── EXTRACTED ENTRIES ──

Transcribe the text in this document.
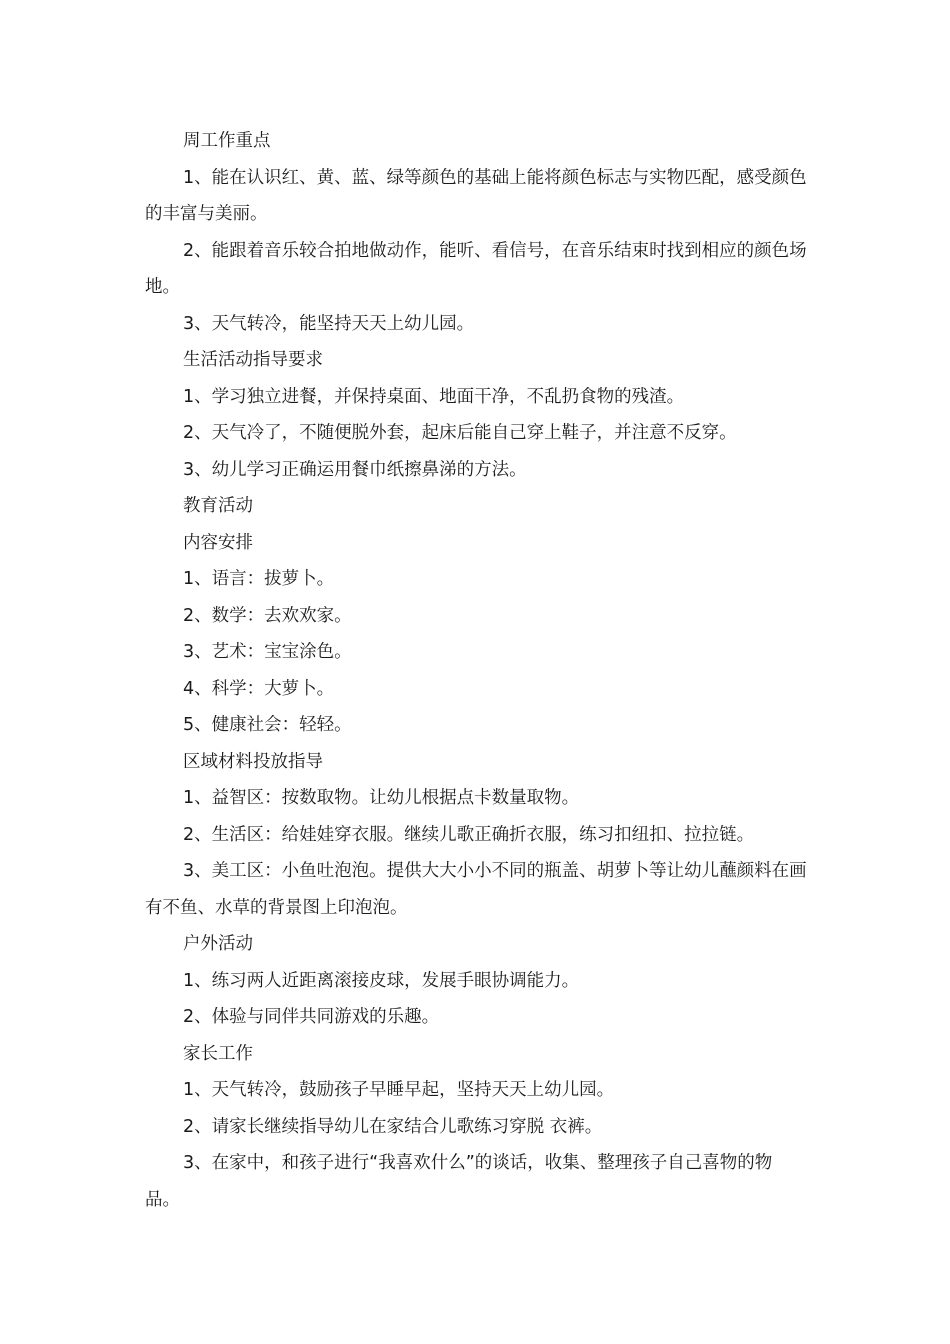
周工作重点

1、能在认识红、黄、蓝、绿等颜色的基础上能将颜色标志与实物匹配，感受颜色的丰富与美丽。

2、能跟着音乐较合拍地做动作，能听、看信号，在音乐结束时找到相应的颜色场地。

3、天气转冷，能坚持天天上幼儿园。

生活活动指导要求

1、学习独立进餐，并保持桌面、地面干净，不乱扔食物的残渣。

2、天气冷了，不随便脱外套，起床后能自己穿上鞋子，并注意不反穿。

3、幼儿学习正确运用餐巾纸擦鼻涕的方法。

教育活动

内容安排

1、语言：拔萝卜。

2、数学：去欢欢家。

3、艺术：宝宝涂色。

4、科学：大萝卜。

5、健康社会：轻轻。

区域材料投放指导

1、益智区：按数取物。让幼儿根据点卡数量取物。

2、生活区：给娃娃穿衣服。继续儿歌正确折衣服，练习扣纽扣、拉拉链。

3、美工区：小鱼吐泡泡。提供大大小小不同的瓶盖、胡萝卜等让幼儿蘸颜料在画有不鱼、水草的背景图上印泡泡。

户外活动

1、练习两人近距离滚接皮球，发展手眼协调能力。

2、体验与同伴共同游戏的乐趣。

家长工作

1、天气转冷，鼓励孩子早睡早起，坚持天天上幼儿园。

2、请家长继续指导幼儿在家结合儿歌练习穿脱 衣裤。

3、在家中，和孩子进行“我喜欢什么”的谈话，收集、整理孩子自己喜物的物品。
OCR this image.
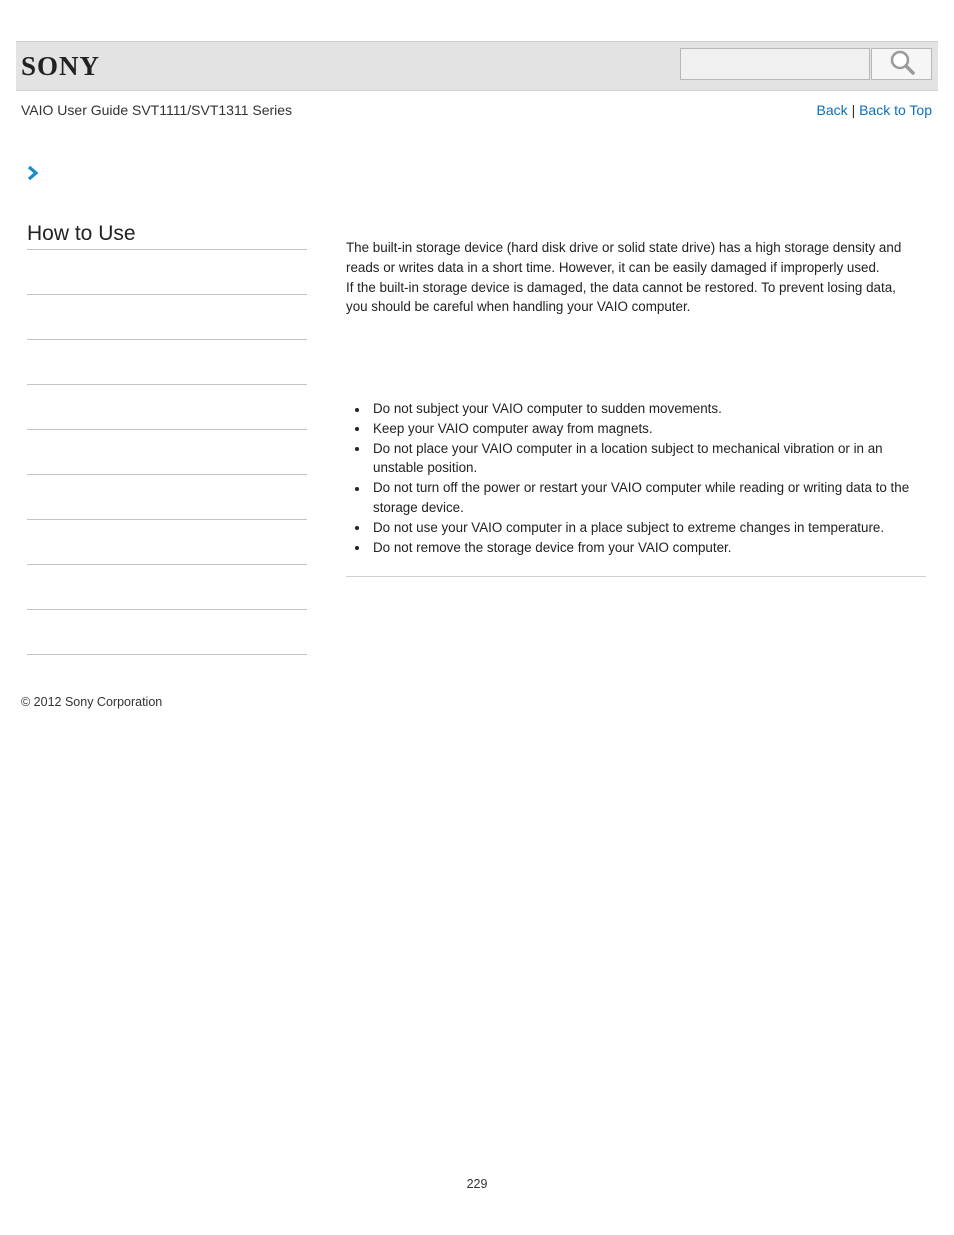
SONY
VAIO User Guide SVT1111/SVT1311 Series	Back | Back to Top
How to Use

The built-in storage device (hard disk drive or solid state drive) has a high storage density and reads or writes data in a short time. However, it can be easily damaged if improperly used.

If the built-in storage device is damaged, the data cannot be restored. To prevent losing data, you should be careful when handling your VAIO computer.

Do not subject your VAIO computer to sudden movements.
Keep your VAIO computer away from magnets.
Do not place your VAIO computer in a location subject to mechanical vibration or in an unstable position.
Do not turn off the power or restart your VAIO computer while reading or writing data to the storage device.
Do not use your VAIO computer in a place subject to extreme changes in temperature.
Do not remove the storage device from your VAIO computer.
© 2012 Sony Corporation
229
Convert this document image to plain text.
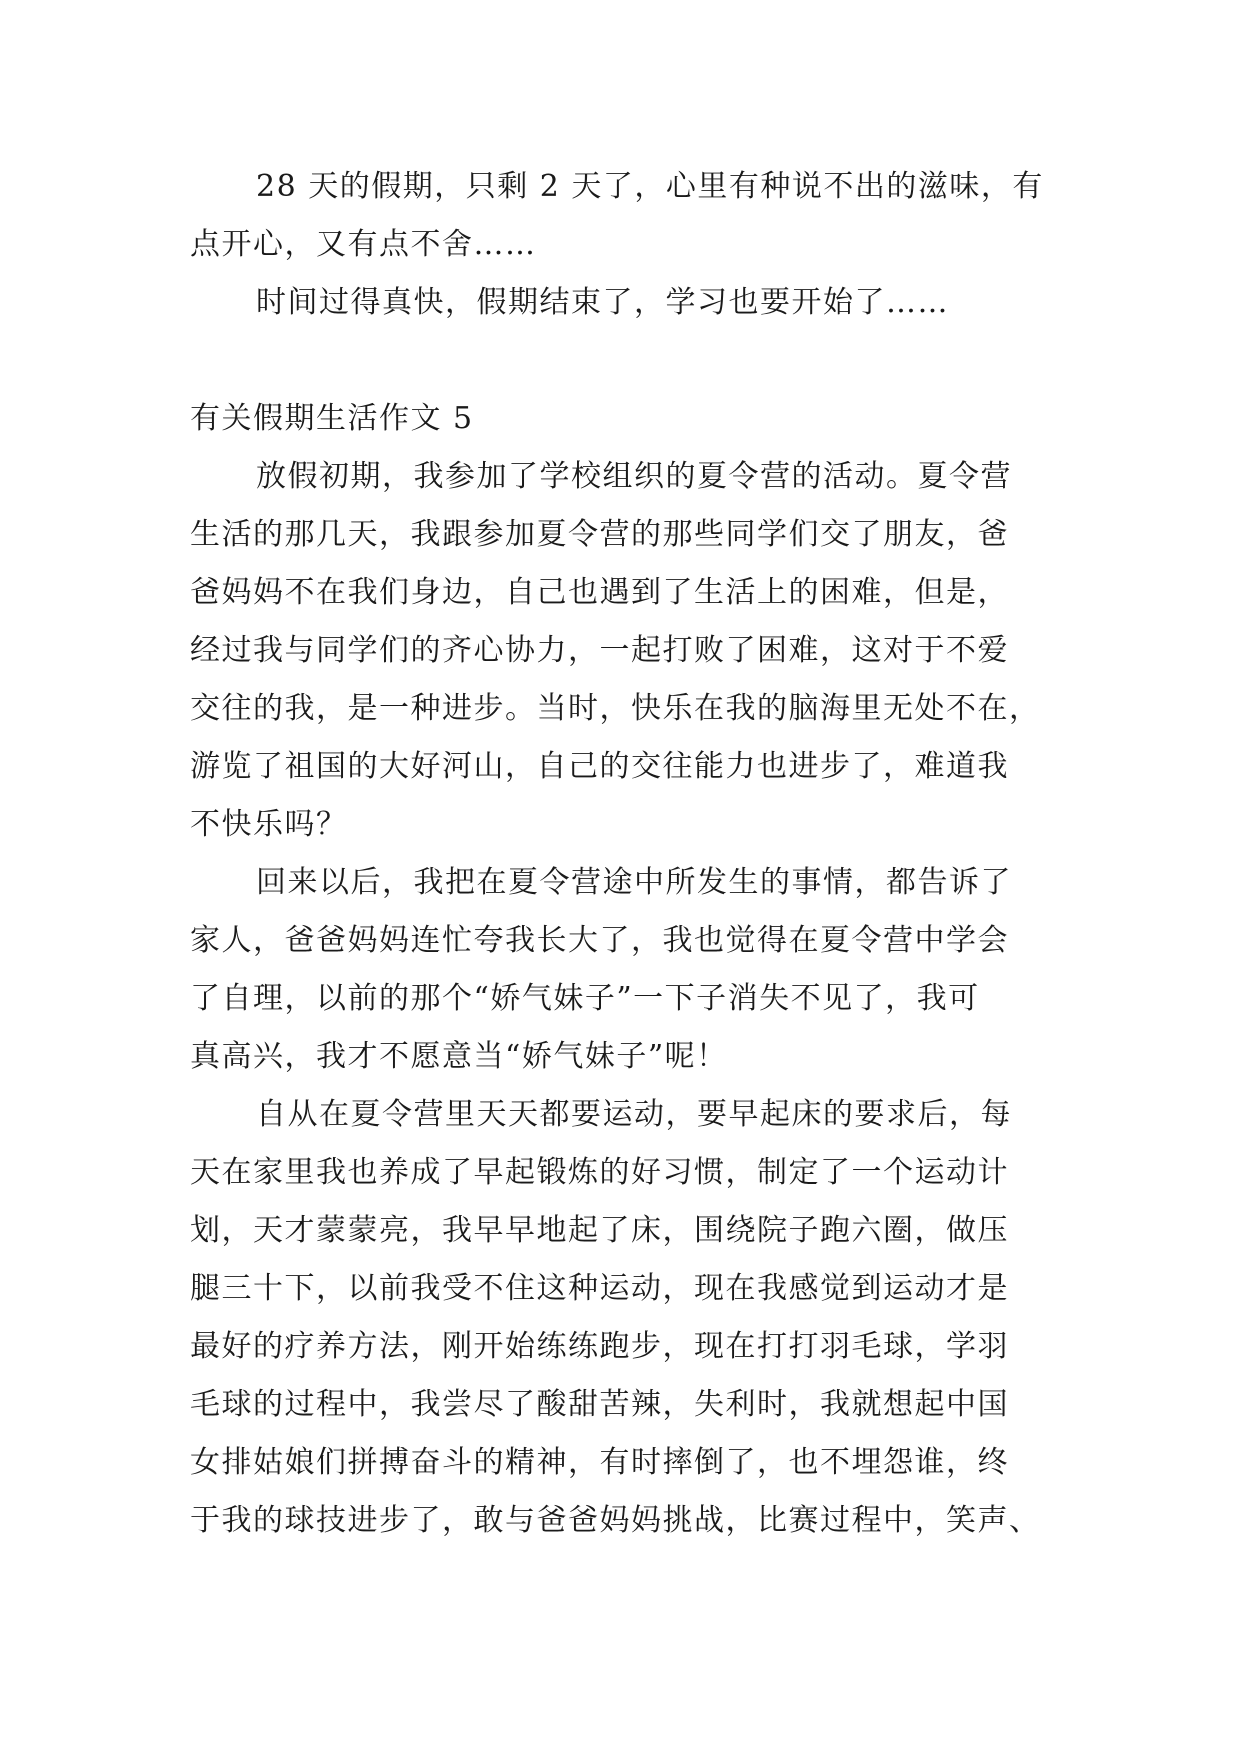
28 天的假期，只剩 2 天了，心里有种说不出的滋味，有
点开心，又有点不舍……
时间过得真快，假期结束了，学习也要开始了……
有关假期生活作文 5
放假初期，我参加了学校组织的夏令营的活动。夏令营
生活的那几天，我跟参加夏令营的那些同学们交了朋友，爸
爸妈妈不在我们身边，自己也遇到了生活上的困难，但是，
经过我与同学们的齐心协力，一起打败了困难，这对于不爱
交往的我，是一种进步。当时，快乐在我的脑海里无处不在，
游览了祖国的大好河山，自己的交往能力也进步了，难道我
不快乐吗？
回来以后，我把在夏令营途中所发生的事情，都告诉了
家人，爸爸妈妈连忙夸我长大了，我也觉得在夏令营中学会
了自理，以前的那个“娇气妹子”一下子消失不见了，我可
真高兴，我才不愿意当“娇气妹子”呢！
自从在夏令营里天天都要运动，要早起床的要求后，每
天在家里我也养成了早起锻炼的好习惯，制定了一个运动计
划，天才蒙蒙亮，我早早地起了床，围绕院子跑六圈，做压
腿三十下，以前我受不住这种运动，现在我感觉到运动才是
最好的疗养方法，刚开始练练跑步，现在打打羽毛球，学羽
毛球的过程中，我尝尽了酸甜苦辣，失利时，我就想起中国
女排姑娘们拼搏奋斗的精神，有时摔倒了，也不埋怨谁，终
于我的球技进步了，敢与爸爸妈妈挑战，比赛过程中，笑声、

───

# [BRIEF]
Pull out each line of the listing that holds the string "from".

# [OUTPUT OF THE EXERCISE]
Keep your VAIO computer away from magnets.
Do not remove the storage device from your VAIO computer.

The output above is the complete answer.